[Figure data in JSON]
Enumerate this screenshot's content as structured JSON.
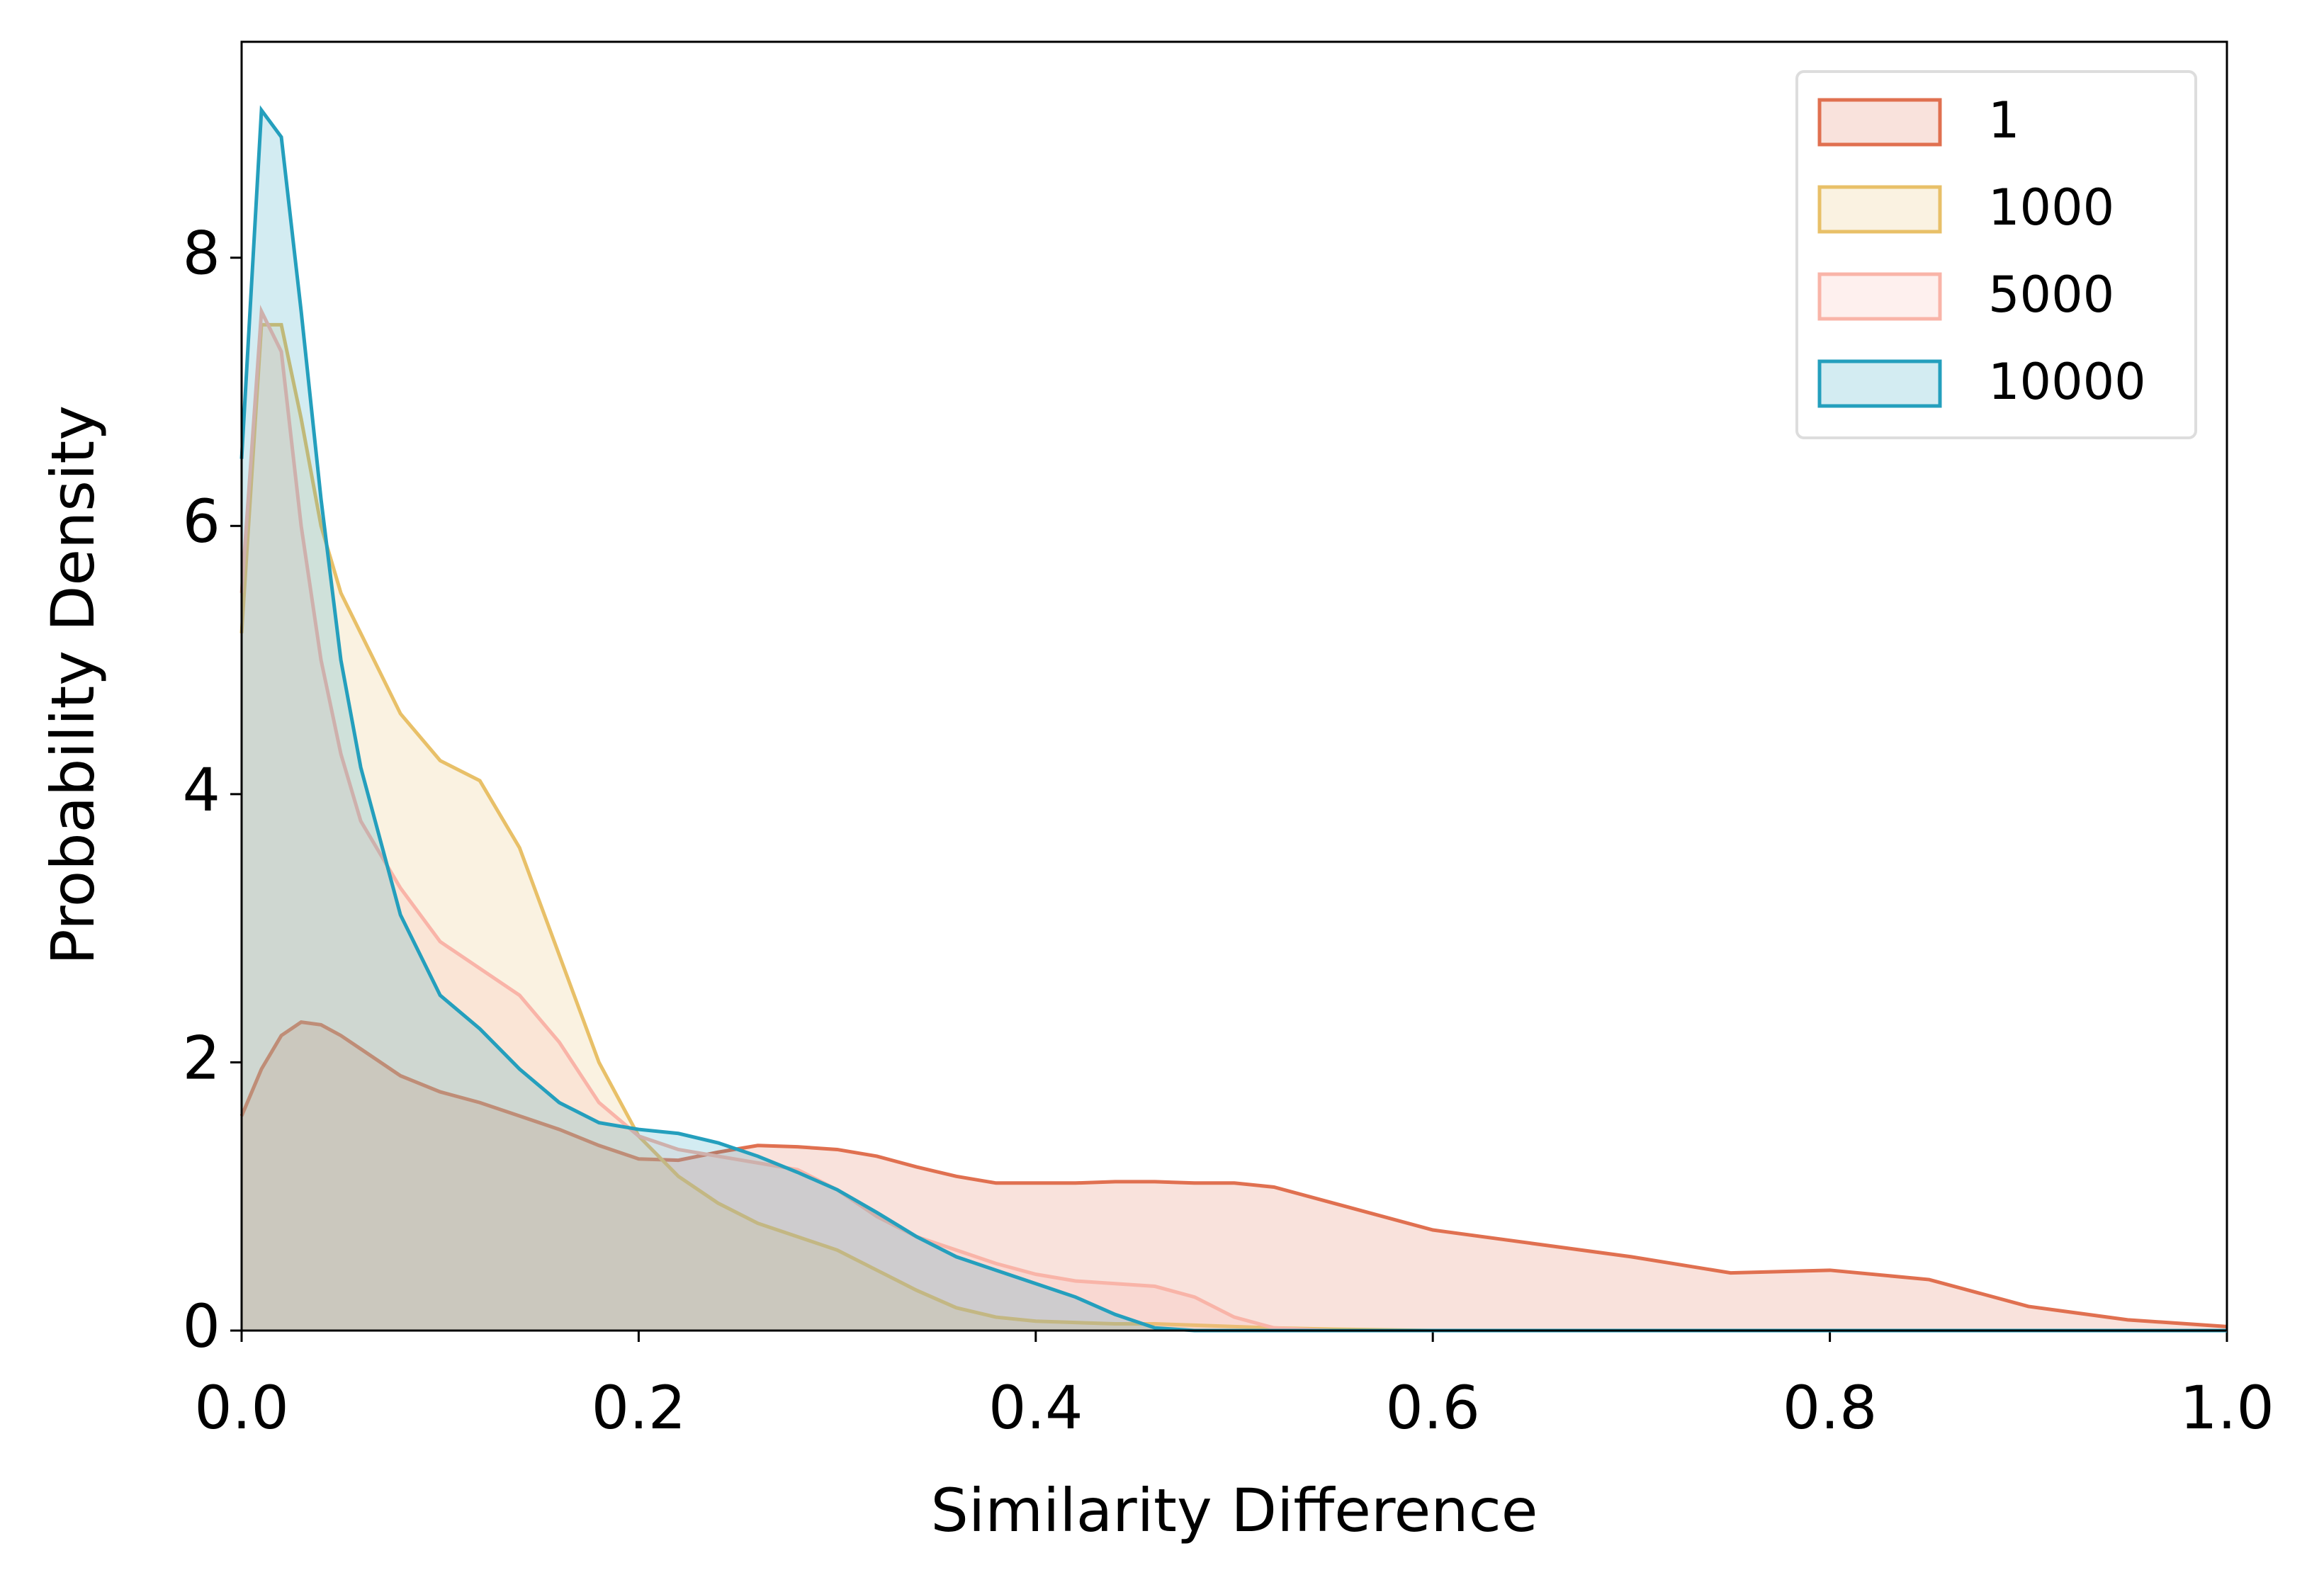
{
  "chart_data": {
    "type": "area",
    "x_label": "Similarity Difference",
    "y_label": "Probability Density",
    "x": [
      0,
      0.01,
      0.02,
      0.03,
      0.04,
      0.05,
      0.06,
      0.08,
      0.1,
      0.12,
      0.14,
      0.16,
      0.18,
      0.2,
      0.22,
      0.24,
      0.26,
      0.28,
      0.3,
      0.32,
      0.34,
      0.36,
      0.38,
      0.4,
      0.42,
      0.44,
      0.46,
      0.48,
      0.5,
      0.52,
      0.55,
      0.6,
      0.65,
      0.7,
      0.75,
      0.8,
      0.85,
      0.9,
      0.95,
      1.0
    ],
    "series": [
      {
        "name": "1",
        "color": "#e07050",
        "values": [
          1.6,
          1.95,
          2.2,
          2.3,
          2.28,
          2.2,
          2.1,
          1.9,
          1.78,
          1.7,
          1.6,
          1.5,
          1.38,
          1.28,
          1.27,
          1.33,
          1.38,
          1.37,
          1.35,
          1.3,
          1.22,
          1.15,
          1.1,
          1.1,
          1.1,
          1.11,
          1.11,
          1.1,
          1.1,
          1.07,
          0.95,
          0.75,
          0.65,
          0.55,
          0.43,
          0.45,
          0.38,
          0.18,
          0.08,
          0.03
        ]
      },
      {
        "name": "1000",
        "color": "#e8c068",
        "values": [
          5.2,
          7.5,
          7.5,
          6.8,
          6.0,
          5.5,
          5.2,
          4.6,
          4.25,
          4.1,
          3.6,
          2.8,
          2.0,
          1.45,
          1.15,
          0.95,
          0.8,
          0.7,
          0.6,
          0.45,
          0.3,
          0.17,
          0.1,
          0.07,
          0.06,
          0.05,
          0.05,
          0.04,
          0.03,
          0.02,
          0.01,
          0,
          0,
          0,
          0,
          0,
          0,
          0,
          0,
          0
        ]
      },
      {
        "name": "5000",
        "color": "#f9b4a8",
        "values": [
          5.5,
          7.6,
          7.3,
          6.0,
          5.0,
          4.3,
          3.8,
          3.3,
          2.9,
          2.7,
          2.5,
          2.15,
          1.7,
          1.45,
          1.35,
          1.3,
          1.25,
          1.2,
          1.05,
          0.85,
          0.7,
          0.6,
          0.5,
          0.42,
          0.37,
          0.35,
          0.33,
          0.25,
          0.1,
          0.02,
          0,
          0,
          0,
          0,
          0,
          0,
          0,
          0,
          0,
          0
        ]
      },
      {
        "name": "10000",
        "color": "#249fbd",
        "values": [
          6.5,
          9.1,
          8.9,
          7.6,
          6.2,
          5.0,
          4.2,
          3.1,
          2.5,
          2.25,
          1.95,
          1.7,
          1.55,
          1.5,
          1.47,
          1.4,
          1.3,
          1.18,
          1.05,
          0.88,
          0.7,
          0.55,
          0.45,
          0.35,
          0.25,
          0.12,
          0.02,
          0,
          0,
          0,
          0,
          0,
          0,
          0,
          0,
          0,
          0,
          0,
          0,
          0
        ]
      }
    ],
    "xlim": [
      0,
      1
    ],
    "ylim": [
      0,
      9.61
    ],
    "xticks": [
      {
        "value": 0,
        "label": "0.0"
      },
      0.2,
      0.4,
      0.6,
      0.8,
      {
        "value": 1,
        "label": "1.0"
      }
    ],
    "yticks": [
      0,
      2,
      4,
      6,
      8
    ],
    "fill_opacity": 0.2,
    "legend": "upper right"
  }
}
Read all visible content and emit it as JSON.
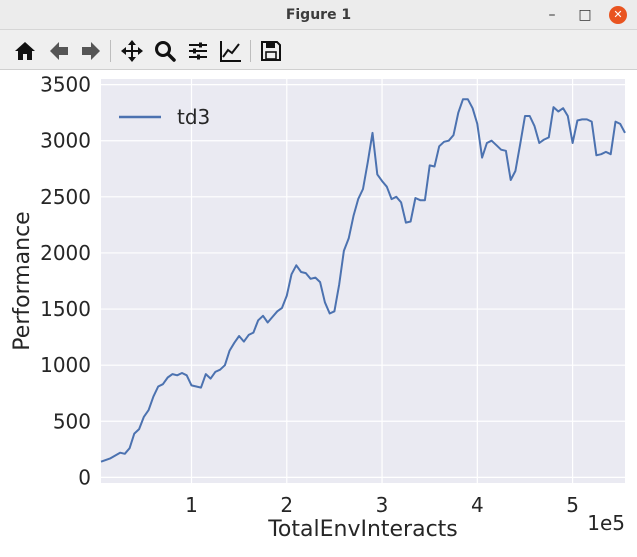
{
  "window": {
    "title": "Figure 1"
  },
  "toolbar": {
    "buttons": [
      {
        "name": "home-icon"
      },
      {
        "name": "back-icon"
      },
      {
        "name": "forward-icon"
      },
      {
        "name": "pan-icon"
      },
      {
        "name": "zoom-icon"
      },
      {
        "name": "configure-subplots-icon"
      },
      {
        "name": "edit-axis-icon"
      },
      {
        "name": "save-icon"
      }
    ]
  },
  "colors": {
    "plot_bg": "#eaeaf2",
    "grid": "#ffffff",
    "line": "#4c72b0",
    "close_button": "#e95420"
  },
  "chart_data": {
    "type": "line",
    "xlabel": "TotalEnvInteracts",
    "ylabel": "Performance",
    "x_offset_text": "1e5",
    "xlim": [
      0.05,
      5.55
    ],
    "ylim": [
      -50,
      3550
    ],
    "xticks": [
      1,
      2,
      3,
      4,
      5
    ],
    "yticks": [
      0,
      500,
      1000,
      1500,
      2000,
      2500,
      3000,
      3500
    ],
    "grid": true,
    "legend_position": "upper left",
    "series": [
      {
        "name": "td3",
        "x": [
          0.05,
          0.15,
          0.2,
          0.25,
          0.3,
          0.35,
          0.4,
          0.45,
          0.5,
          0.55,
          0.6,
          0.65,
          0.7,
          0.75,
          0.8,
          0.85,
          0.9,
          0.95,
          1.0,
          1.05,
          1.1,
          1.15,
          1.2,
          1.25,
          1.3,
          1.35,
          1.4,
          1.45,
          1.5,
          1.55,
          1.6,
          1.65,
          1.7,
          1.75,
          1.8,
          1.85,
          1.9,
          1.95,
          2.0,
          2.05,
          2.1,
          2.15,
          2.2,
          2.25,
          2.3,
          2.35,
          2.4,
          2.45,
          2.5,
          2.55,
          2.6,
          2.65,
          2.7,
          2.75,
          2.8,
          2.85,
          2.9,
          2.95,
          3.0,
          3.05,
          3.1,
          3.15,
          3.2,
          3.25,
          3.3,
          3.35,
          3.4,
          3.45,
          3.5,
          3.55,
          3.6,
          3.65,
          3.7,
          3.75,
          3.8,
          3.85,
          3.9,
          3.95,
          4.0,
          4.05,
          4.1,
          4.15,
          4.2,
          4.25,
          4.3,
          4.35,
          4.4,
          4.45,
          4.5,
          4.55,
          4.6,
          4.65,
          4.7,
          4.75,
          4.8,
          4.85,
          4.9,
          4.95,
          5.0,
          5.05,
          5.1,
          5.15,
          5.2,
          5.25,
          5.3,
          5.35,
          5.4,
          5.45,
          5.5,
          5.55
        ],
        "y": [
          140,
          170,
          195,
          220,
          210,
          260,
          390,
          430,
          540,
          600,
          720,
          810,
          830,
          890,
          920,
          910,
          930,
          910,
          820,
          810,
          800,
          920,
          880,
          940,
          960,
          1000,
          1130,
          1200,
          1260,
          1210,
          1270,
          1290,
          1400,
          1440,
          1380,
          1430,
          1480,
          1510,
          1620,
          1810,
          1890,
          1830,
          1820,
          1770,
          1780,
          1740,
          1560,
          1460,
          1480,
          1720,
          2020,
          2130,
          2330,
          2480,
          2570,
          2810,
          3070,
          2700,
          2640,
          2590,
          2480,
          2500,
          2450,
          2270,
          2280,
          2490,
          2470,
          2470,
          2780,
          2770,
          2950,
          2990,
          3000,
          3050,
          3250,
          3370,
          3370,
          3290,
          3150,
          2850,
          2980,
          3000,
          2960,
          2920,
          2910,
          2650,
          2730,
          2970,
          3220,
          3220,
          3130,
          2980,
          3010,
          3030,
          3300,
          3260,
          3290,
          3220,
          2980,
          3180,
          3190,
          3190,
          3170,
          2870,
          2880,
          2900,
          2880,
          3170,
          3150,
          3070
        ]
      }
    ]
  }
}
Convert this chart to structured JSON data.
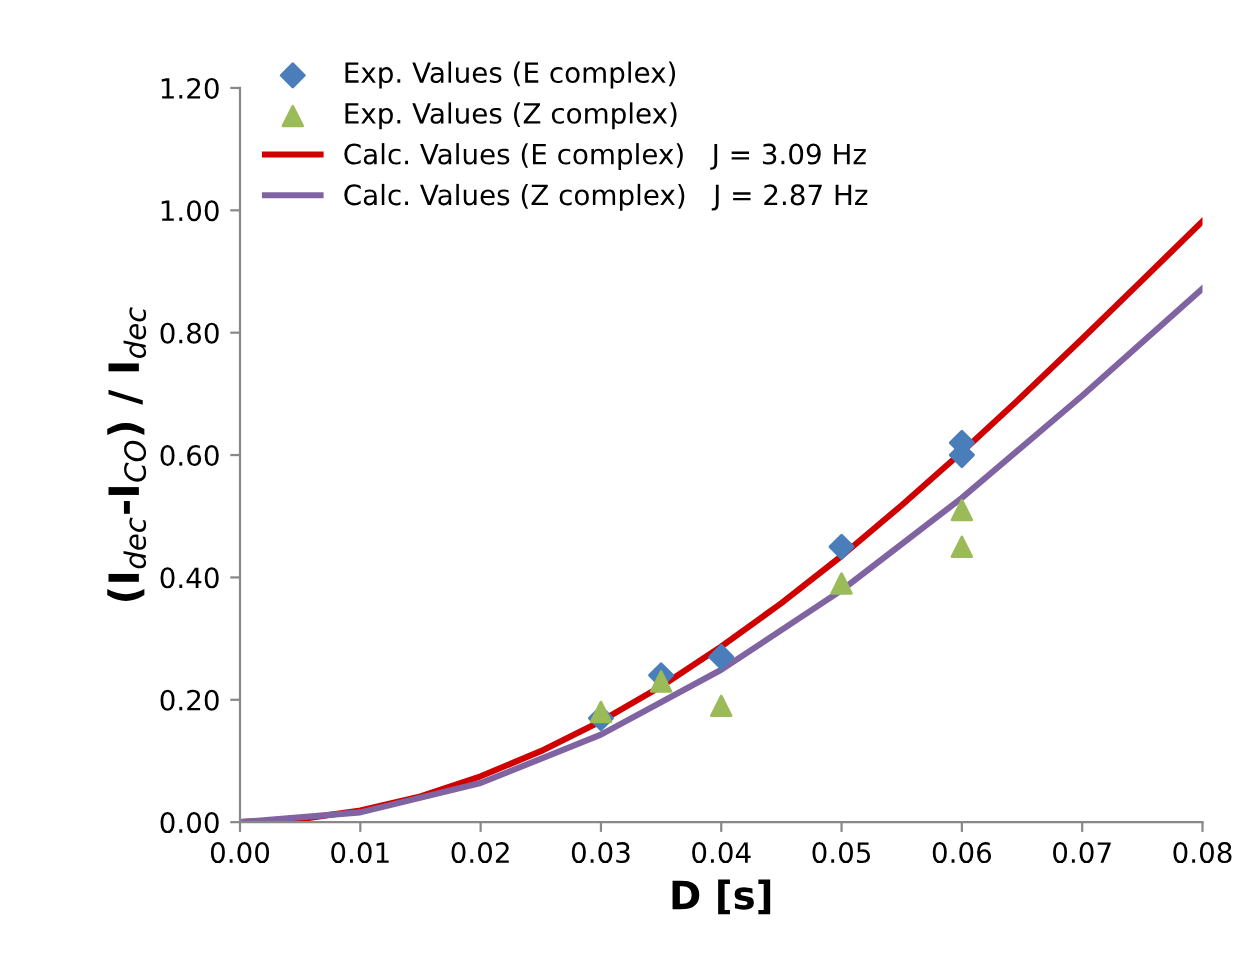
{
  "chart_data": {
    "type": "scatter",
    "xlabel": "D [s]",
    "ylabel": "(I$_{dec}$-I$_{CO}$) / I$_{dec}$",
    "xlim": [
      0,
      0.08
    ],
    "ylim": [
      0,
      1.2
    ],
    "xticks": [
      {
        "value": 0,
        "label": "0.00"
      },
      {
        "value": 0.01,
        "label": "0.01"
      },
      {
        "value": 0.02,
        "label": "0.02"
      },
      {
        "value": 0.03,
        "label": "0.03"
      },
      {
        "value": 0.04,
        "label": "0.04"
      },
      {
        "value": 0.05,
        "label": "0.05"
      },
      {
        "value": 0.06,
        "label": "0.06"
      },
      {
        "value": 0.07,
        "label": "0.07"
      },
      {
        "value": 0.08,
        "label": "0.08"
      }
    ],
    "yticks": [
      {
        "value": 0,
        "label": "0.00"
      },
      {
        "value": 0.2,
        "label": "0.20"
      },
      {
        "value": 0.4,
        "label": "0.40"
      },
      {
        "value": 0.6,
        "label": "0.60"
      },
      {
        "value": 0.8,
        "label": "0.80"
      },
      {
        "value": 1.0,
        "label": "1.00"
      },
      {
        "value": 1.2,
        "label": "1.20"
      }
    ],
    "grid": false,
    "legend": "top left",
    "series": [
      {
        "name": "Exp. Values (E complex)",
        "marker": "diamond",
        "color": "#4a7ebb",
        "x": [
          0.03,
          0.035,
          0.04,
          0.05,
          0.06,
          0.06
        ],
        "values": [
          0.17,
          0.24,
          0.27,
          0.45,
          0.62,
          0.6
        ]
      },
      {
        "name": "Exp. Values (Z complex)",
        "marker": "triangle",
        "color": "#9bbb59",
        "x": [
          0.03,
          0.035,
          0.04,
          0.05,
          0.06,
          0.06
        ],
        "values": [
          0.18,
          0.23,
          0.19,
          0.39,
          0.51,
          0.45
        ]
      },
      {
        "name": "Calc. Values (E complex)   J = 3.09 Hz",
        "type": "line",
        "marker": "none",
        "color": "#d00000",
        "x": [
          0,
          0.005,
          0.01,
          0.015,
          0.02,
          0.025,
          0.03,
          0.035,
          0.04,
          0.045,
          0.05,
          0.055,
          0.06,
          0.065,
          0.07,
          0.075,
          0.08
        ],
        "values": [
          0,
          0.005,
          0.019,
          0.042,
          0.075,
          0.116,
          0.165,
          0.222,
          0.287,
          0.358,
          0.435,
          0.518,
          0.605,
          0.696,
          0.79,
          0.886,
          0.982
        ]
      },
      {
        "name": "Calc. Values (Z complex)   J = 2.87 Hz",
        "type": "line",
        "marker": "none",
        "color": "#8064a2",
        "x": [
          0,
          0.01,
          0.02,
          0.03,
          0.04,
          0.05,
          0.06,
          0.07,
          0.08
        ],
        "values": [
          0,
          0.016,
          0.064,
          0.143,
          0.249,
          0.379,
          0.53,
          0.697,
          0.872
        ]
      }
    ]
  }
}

#### WRITTEN REQUEST:
Find how many lines in the records contain the string "marker", then give the number alone.

#### SOLUTION TO THE EXERCISE:
4